==== Given records ====

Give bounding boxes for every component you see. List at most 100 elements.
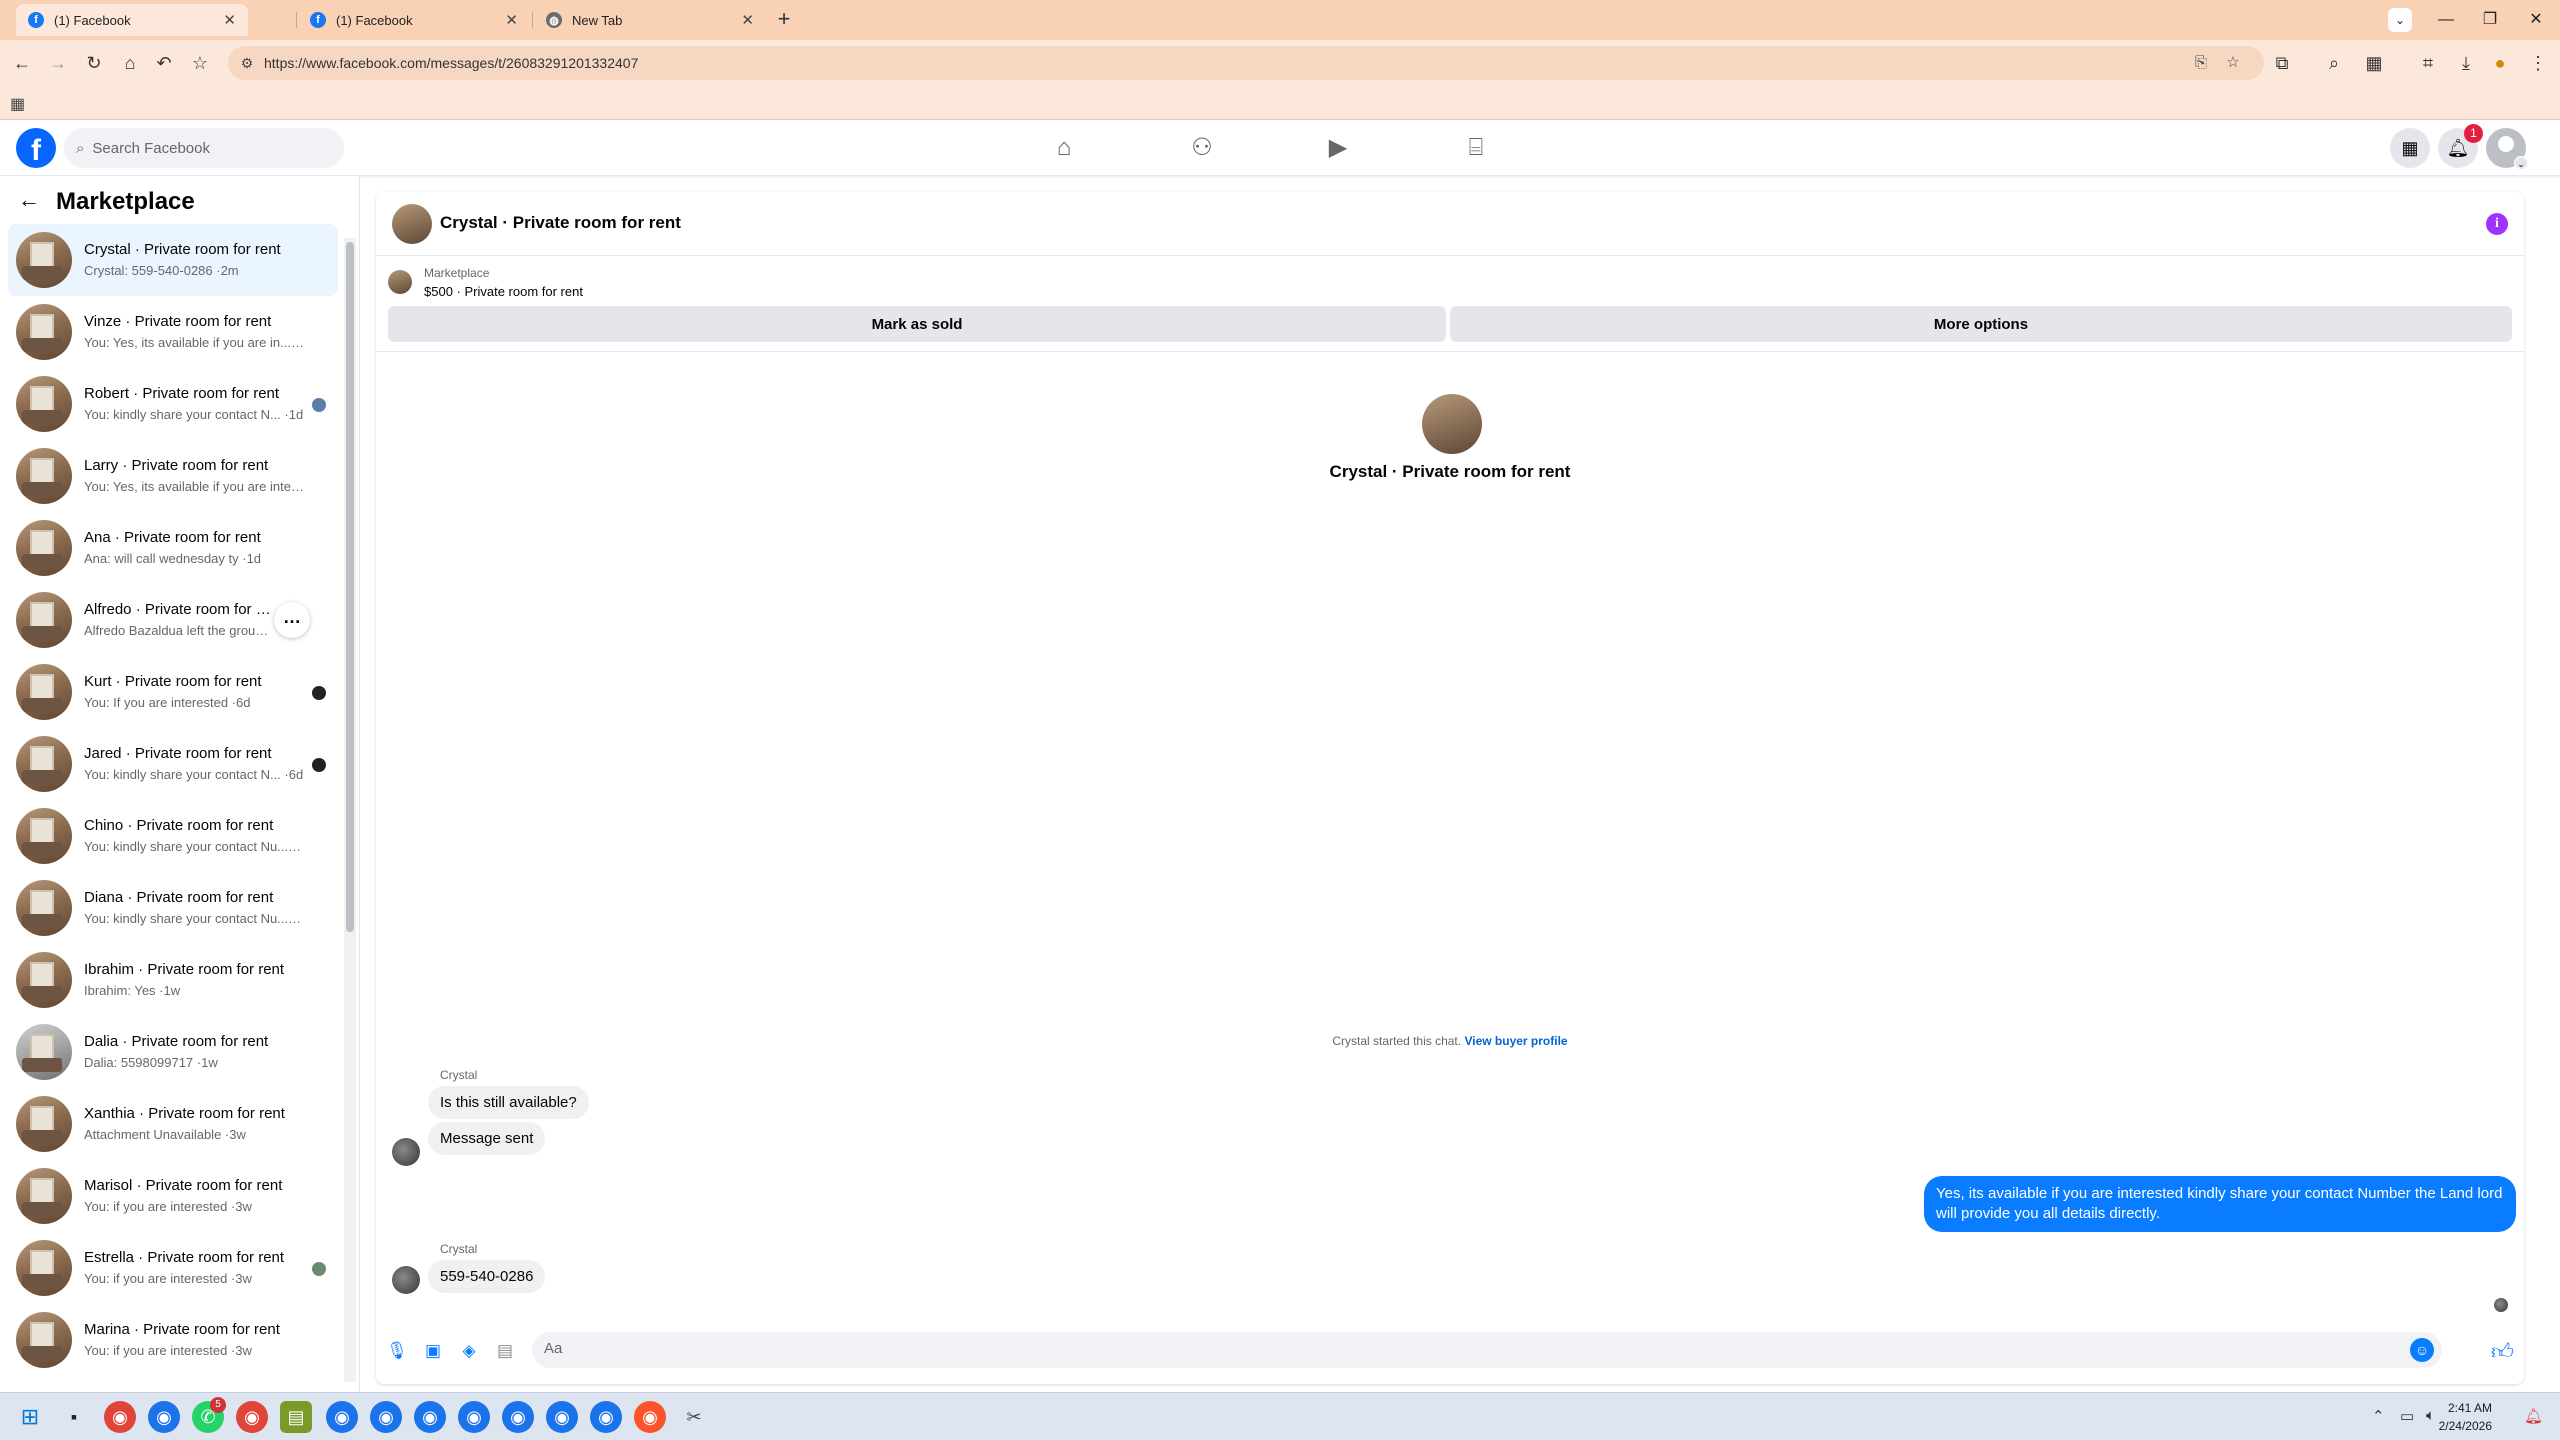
facebook-logo-icon[interactable]: f [16,128,56,168]
home-nav-icon[interactable]: ⌂ [1044,128,1084,168]
conversation-item[interactable]: Larry · Private room for rent You: Yes, i… [8,440,338,512]
more-options-icon[interactable]: … [274,602,310,638]
conversation-item[interactable]: Xanthia · Private room for rent Attachmen… [8,1088,338,1160]
site-info-icon[interactable]: ⚙ [236,52,258,74]
bookmark-star-icon[interactable]: ☆ [2222,52,2244,74]
zoom-icon[interactable]: ⌕ [2320,49,2348,77]
snipping-tool-icon[interactable]: ✂ [678,1401,710,1433]
forward-icon[interactable]: → [44,49,72,77]
gif-icon[interactable]: ▤ [492,1338,518,1364]
video-nav-icon[interactable]: ▶ [1318,128,1358,168]
message-input[interactable] [544,1340,2394,1357]
home-icon[interactable]: ⌂ [116,49,144,77]
incoming-message[interactable]: Message sent [428,1122,546,1155]
conversation-item[interactable]: Alfredo · Private room for rent Alfredo B… [8,584,338,656]
close-window-icon[interactable]: ✕ [2522,6,2550,34]
browser-tab-new-tab[interactable]: ◍ New Tab ✕ [534,4,766,36]
browser-tab-facebook-2[interactable]: f (1) Facebook ✕ [298,4,530,36]
chevron-down-icon[interactable]: ⌄ [2514,156,2528,170]
back-arrow-icon[interactable]: ← [18,189,40,211]
minimize-icon[interactable]: — [2432,6,2460,34]
volume-icon[interactable]: 🔈︎ [2426,1407,2435,1424]
emoji-icon[interactable]: ☺ [2410,1338,2434,1362]
apps-grid-icon[interactable]: ▦ [10,94,25,114]
view-buyer-profile-link[interactable]: View buyer profile [1464,1034,1567,1048]
conversation-item[interactable]: Diana · Private room for rent You: kindly… [8,872,338,944]
incoming-message[interactable]: 559-540-0286 [428,1260,546,1293]
sender-avatar[interactable] [392,1266,420,1294]
search-input[interactable] [92,139,313,157]
undo-icon[interactable]: ↶ [150,49,178,77]
network-icon[interactable]: ▭ [2400,1407,2414,1425]
chrome-icon[interactable]: ◉ [326,1401,358,1433]
photo-icon[interactable]: ▣ [420,1338,446,1364]
back-icon[interactable]: ← [8,49,36,77]
restore-icon[interactable]: ❐ [2476,6,2504,34]
info-icon[interactable]: i [2486,213,2508,235]
download-icon[interactable]: ⤓ [2452,49,2480,77]
thumbs-up-icon[interactable]: 👍︎ [2491,1338,2514,1365]
chrome-icon[interactable]: ◉ [370,1401,402,1433]
more-options-button[interactable]: More options [1450,306,2512,342]
outgoing-message[interactable]: Yes, its available if you are interested… [1924,1176,2516,1232]
conversation-item[interactable]: Kurt · Private room for rent You: If you … [8,656,338,728]
profile-icon[interactable]: ● [2486,49,2514,77]
friends-nav-icon[interactable]: ⚇ [1182,128,1222,168]
listing-price-title[interactable]: $500 · Private room for rent [424,284,583,299]
conversation-item[interactable]: Crystal · Private room for rent Crystal: … [8,224,338,296]
task-view-icon[interactable]: ▪ [58,1401,90,1433]
system-clock[interactable]: 2:41 AM 2/24/2026 [2439,1399,2492,1435]
chrome-icon[interactable]: ◉ [458,1401,490,1433]
microphone-icon[interactable]: 🎙︎ [384,1338,410,1364]
bookmark-star-icon[interactable]: ☆ [186,49,214,77]
browser-tab-bar: f (1) Facebook ✕ f (1) Facebook ✕ ◍ New … [0,0,2560,40]
sender-avatar[interactable] [392,1138,420,1166]
sidebar-scrollbar-thumb[interactable] [346,242,354,932]
chrome-icon[interactable]: ◉ [502,1401,534,1433]
chrome-profile-icon[interactable]: ◉ [148,1401,180,1433]
menu-grid-icon[interactable]: ▦ [2390,128,2430,168]
marketplace-nav-icon[interactable]: ⌸ [1456,128,1496,168]
chrome-icon[interactable]: ◉ [414,1401,446,1433]
chat-title[interactable]: Crystal · Private room for rent [440,213,681,233]
address-bar[interactable]: ⚙ https://www.facebook.com/messages/t/26… [228,46,2264,80]
windows-start-icon[interactable]: ⊞ [14,1401,46,1433]
menu-icon[interactable]: ⋮ [2524,49,2552,77]
chrome-icon[interactable]: ◉ [104,1401,136,1433]
conversation-item[interactable]: Ibrahim · Private room for rent Ibrahim: … [8,944,338,1016]
conversation-item[interactable]: Estrella · Private room for rent You: if … [8,1232,338,1304]
url-text[interactable]: https://www.facebook.com/messages/t/2608… [264,55,638,71]
sticker-icon[interactable]: ◈ [456,1338,482,1364]
conversation-item[interactable]: Robert · Private room for rent You: kindl… [8,368,338,440]
browser-tab-facebook-1[interactable]: f (1) Facebook ✕ [16,4,248,36]
conversation-item[interactable]: Dalia · Private room for rent Dalia: 5598… [8,1016,338,1088]
notepad-icon[interactable]: ▤ [280,1401,312,1433]
notification-bell-icon[interactable]: 🔔︎ [2524,1407,2543,1425]
mark-as-sold-button[interactable]: Mark as sold [388,306,1446,342]
search-bar[interactable]: ⌕ [64,128,344,168]
incoming-message[interactable]: Is this still available? [428,1086,589,1119]
conversation-item[interactable]: Vinze · Private room for rent You: Yes, i… [8,296,338,368]
conversation-item[interactable]: Jared · Private room for rent You: kindly… [8,728,338,800]
chevron-up-icon[interactable]: ⌃ [2372,1407,2385,1425]
brave-icon[interactable]: ◉ [634,1401,666,1433]
close-tab-icon[interactable]: ✕ [505,11,518,29]
new-tab-button[interactable]: + [772,8,796,32]
grid-icon[interactable]: ▦ [2360,49,2388,77]
crop-icon[interactable]: ⌗ [2414,49,2442,77]
tab-search-chevron-icon[interactable]: ⌄ [2388,8,2412,32]
conversation-item[interactable]: Marina · Private room for rent You: if yo… [8,1304,338,1376]
extensions-icon[interactable]: ⧉ [2268,49,2296,77]
install-app-icon[interactable]: ⎘ [2190,52,2212,74]
close-tab-icon[interactable]: ✕ [741,11,754,29]
chrome-icon[interactable]: ◉ [590,1401,622,1433]
close-tab-icon[interactable]: ✕ [223,11,236,29]
chrome-icon[interactable]: ◉ [546,1401,578,1433]
reload-icon[interactable]: ↻ [80,49,108,77]
listing-avatar[interactable] [392,204,432,244]
chrome-icon[interactable]: ◉ [236,1401,268,1433]
conversation-title: Alfredo · Private room for rent [84,601,274,618]
conversation-item[interactable]: Chino · Private room for rent You: kindly… [8,800,338,872]
conversation-item[interactable]: Ana · Private room for rent Ana: will cal… [8,512,338,584]
conversation-item[interactable]: Marisol · Private room for rent You: if y… [8,1160,338,1232]
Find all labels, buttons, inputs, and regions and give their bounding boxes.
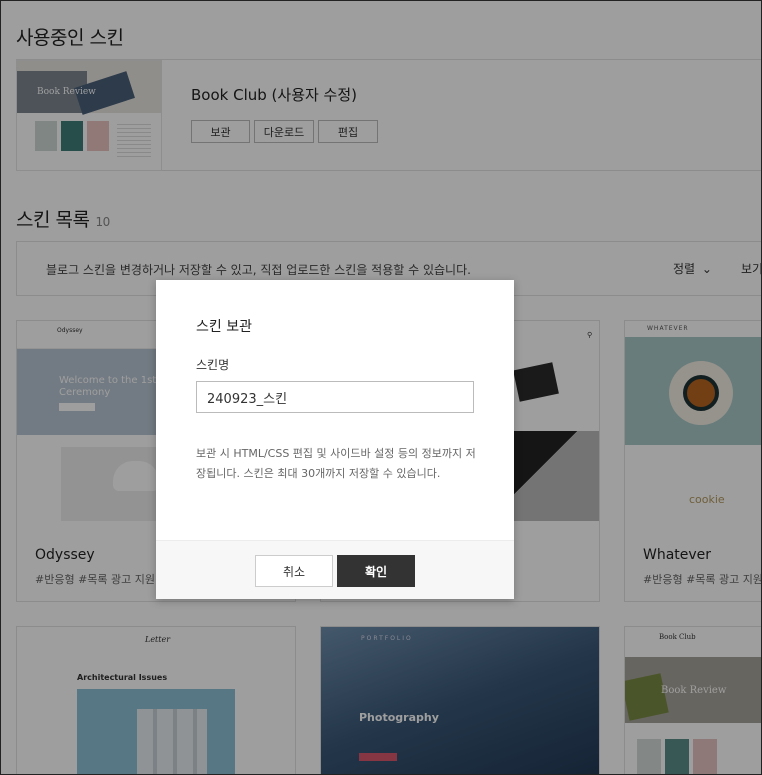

====

- [What you should do] Echo the lines of the records starting at the line containing "facebook-logo-icon[interactable]: f [16,128,56,168]" and ending at the line containing "snipping-tool-icon[interactable]: ✂ [678,1401,710,1433]", both included.

- [Written response]
facebook-logo-icon[interactable]: f [16,128,56,168]
home-nav-icon[interactable]: ⌂ [1044,128,1084,168]
conversation-item[interactable]: Larry · Private room for rent You: Yes, i… [8,440,338,512]
more-options-icon[interactable]: … [274,602,310,638]
conversation-item[interactable]: Xanthia · Private room for rent Attachmen… [8,1088,338,1160]
site-info-icon[interactable]: ⚙ [236,52,258,74]
bookmark-star-icon[interactable]: ☆ [2222,52,2244,74]
zoom-icon[interactable]: ⌕ [2320,49,2348,77]
snipping-tool-icon[interactable]: ✂ [678,1401,710,1433]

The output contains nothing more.